Kerjakan tugas berikut
- a) Tolong jawab pertanyaan berikut berdasarkan teks tentang kepemimpinan.
(i) Apa julukan yang diberikan kepada Hideyoshi?
(ii) Siapa penulis buku The Swordless Samurai menurut teks itu?
(iii) Apa yang mengamanatkan agenda kesejahteraan?
- b) Tulis ulang bagian teks tentang kepemimpinan antara "Namun, pemimpin setiap" dan "Undang-Undang Dasar 1945.", termasuk keduanya, dengan mengganti sebutan "masyarakat" menjadi "warga".

Kutipan untuk dibaca
┄┄┄┄┄┄┄┄┄┄

Membaca (kembali) “Tahta Untuk Rakyat”
PEMIMPIN
adalah seorang yang mampu membuat orang yang meragukannya justru menjadi
pengikut setia, pesaing menjadi sahabat, dan lawan menjadi kawan. Begitulah
Hideyoshi menjadi seorang pemimpin, yang mampu mempersatukan Jepang tanpa harus
menumpahkan setetes darah – hingga ia dijuluki Samurai Tanpa Pedang. Sebagaimana
ditulis Kitami Masao dalam bukunya, The Swordless Samurai (Tim Clark,
2013).
Seorang
pemimpin harus mampu menumbuhkan rasa percaya hingga kekuasaan itu lahir dari
rasa cinta rakyat yang dipimpinnya. Kepercayaan ini bisa diperoleh jika seorang
pemimpin tidak hanya duduk santai menyaksikan segala persoalan rakyatnya.
Namun, pemimpin setiap saat hadir di tengah-tengah masyarakat, turut serta
merasakan dan menyelesaikan persoalan-persoalan yang ada.
Disadari
atau tidak, kepemimpinan seperti di atas sudah sangat langka di bangsa ini –
baik yang besifat lokal maupun nasional. Potret buram pemimpin saat ini memberi
penjelasan, bahwa falsafah kepemimpinan perlahan hilang. Kabar tak sedap dari
jamak media membuat masyarakat pesimis bangsa ini mampu merealisasikan agenda
kesejahteraan, sebagaimana yang diamanatkan oleh Undang-Undang Dasar 1945.
Banyaknya
kasus korupsi yang menimpa para pemimpin bangsa ini sudah seperti jamur tumbuh
kala musim hujan tiba. Pemimpin kita sudah banyak yang keluar dari etika
sebagai tokoh panutan. Penggunaan narkoba menjadi hal yang biasa, selingkuh
menjadi hidangan di tengah kondisi bangsa sedang gaduh. Kekerasan yang
dilakukan membuat masyarakat sulit membedakan mana pemimpin, mana preman. Belum
lagi, ego kepentingan pribadi dan kelompok yang begitu vulgar dipamerkan pada
khalayak. Lengkap sudah tinta hitam kepemimpinan bangsa ini.

┄┄┄┄┄┄┄┄┄┄

[Anotasi elemen halaman]

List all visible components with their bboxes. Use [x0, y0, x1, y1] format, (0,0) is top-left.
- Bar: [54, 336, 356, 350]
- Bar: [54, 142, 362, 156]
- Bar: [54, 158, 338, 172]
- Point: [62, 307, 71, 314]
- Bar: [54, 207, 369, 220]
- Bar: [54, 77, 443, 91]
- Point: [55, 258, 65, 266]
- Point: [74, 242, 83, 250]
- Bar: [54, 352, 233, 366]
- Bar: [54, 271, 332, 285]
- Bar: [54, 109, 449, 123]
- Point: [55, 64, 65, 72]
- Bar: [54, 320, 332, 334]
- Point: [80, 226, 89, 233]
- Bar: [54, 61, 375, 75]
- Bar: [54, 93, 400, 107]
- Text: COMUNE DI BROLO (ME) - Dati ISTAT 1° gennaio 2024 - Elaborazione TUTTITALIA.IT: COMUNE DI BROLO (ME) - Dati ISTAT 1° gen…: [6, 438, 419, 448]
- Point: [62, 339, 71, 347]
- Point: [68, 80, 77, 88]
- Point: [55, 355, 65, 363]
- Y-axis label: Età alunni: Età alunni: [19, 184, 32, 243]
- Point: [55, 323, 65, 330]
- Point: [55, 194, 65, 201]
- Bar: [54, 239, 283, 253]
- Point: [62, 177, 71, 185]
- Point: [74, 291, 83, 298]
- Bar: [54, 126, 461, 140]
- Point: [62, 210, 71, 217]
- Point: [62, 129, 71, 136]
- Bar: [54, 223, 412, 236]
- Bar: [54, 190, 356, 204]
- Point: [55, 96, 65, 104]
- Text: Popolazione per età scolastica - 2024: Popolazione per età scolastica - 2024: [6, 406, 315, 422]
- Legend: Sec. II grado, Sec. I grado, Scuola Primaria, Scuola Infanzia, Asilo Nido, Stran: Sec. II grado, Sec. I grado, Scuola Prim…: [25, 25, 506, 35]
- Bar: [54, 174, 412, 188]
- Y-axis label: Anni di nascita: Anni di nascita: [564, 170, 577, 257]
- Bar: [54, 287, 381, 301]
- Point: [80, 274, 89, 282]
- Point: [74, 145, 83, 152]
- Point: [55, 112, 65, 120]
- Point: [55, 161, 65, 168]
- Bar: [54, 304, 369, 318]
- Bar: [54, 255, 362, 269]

┄┄┄┄┄┄┄┄┄┄

Jawaban per tugas
- a)
(i) Samurai Tanpa Pedang.
(ii) Kitami Masao.
(iii) Undang-Undang Dasar 1945.

- b)
Namun, pemimpin setiap saat hadir di tengah-tengah warga, turut serta
merasakan dan menyelesaikan persoalan-persoalan yang ada.
Disadari
atau tidak, kepemimpinan seperti di atas sudah sangat langka di bangsa ini –
baik yang besifat lokal maupun nasional. Potret buram pemimpin saat ini memberi
penjelasan, bahwa falsafah kepemimpinan perlahan hilang. Kabar tak sedap dari
jamak media membuat warga pesimis bangsa ini mampu merealisasikan agenda
kesejahteraan, sebagaimana yang diamanatkan oleh Undang-Undang Dasar 1945.